Start of Data for this task

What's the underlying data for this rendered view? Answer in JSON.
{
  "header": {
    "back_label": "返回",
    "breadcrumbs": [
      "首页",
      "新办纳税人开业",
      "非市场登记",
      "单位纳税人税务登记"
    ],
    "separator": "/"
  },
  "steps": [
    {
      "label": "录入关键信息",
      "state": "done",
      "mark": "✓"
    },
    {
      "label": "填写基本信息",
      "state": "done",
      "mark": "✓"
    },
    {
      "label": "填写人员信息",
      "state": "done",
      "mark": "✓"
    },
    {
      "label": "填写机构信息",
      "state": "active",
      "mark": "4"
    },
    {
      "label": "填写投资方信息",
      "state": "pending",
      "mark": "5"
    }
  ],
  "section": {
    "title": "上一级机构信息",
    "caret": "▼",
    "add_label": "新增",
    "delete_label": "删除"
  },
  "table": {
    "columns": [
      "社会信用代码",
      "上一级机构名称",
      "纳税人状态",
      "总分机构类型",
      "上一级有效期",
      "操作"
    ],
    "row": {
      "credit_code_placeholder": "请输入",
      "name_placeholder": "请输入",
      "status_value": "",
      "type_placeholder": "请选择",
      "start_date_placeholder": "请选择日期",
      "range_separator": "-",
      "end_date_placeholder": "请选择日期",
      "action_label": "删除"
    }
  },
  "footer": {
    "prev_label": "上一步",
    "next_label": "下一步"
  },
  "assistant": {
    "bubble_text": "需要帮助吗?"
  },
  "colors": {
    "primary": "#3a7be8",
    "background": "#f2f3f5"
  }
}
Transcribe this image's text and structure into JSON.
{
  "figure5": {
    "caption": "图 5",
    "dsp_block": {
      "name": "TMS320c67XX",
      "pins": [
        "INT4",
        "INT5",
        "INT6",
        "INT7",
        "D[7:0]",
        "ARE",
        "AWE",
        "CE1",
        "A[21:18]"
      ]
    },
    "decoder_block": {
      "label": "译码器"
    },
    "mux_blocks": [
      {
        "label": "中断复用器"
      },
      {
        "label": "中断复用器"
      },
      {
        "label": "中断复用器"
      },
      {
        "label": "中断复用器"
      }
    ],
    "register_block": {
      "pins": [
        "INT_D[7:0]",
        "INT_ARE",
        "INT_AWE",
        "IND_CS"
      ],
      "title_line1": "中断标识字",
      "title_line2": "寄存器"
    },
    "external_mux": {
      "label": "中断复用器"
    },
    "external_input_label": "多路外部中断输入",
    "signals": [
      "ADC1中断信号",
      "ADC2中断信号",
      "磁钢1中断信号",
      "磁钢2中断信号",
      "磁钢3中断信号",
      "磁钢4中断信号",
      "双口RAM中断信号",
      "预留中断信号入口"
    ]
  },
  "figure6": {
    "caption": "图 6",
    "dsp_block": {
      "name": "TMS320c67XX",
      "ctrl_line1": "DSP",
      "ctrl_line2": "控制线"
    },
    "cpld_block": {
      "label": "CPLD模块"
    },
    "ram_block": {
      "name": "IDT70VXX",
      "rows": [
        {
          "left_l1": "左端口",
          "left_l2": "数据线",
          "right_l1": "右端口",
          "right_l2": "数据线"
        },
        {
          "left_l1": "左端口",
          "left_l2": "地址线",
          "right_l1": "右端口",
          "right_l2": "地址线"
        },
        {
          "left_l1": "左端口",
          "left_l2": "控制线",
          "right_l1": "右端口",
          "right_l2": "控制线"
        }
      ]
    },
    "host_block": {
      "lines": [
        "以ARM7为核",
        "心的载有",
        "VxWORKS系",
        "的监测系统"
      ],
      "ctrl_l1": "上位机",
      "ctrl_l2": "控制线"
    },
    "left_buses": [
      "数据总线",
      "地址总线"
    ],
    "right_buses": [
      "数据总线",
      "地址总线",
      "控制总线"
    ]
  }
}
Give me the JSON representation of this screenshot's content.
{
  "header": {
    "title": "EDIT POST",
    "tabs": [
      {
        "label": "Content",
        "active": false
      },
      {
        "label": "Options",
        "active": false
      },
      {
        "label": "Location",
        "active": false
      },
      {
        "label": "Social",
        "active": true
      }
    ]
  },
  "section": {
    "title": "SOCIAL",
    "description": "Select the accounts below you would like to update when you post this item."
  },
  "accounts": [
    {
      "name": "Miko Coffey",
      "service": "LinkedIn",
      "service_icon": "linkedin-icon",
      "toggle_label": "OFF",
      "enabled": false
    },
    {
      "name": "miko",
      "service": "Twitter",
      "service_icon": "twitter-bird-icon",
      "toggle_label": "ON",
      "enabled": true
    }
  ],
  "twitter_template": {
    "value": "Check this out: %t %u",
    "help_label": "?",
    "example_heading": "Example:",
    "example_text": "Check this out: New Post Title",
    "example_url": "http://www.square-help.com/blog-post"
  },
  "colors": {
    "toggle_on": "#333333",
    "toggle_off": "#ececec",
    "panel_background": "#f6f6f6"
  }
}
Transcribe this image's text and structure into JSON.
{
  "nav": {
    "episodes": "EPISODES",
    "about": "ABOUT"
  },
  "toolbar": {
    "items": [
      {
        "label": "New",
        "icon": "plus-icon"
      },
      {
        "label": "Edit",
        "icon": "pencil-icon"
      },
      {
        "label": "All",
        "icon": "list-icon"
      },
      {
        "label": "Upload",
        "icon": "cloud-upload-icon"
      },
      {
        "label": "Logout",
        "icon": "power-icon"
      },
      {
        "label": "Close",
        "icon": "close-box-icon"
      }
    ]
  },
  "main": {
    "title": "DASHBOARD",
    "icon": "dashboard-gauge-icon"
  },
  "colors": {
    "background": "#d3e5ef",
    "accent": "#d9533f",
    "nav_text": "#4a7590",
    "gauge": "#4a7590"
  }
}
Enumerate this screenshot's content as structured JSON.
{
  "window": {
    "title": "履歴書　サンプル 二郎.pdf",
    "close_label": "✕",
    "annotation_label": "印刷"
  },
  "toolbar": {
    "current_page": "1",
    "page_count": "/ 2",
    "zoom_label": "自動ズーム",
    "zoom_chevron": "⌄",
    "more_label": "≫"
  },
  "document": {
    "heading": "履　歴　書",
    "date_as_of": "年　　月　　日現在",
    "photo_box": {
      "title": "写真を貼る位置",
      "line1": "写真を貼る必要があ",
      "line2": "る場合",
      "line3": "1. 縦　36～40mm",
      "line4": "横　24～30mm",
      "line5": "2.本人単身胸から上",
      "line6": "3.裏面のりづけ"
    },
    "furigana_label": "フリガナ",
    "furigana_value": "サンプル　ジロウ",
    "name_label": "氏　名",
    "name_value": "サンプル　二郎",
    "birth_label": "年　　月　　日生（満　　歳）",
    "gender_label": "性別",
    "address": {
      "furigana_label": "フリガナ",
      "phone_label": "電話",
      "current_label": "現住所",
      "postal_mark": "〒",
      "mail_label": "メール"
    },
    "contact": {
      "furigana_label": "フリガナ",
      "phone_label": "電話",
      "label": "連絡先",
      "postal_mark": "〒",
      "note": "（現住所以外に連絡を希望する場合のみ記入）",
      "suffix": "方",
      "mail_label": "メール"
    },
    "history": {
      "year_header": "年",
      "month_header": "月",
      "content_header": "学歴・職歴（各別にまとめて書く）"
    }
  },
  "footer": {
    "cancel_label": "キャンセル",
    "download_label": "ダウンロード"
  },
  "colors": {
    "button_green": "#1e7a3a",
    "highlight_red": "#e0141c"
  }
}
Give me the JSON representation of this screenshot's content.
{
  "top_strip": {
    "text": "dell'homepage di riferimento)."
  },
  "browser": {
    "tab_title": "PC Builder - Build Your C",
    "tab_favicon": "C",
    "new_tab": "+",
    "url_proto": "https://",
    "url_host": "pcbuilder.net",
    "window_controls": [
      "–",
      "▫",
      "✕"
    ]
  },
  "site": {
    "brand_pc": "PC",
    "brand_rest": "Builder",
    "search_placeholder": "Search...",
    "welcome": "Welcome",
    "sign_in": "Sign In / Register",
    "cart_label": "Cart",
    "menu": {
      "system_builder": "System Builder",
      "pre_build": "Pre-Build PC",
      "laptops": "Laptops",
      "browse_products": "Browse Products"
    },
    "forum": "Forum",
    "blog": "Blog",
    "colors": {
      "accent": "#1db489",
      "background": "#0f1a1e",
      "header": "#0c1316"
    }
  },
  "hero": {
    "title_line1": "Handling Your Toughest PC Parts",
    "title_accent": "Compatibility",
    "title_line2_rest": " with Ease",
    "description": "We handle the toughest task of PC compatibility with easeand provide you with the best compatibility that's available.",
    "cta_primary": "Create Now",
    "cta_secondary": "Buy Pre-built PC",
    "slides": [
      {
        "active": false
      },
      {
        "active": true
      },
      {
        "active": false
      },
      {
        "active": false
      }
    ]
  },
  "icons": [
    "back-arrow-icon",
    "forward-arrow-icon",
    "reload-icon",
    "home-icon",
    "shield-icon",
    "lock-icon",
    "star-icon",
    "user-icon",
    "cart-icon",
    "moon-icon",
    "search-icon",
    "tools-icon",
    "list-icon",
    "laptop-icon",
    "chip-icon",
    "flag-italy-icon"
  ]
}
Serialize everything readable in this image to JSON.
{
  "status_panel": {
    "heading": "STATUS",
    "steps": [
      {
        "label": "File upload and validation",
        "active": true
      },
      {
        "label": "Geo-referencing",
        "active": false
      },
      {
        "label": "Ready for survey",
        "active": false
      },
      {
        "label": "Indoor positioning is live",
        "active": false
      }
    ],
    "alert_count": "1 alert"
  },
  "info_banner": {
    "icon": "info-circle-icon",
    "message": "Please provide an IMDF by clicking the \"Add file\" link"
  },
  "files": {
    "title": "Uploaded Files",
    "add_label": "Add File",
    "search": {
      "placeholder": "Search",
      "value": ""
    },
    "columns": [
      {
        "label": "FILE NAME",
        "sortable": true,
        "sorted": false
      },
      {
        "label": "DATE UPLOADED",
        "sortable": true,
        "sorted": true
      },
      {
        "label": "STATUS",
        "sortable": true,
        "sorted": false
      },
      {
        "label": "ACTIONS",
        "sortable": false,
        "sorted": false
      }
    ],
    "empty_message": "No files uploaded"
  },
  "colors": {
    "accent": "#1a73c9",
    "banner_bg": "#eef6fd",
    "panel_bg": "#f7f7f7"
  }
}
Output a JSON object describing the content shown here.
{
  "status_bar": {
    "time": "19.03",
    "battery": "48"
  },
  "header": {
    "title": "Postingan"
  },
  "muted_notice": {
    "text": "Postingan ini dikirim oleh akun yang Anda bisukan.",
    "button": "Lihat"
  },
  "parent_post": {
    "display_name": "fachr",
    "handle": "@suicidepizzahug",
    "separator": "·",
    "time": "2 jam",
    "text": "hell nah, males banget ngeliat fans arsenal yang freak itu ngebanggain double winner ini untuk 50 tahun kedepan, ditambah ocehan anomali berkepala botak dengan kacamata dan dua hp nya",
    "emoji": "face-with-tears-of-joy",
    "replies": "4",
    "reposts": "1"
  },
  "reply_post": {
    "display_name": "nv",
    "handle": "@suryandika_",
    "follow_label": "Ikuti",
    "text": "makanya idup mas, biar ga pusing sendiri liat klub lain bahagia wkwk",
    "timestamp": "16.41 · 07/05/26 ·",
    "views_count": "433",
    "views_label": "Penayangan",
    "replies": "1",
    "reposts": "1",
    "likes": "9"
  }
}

End of Data for this task

*Short task:* Find the word "请选择日期" in the material, then list each line that holds it.

*Solution:*
      "start_date_placeholder": "请选择日期",
      "end_date_placeholder": "请选择日期",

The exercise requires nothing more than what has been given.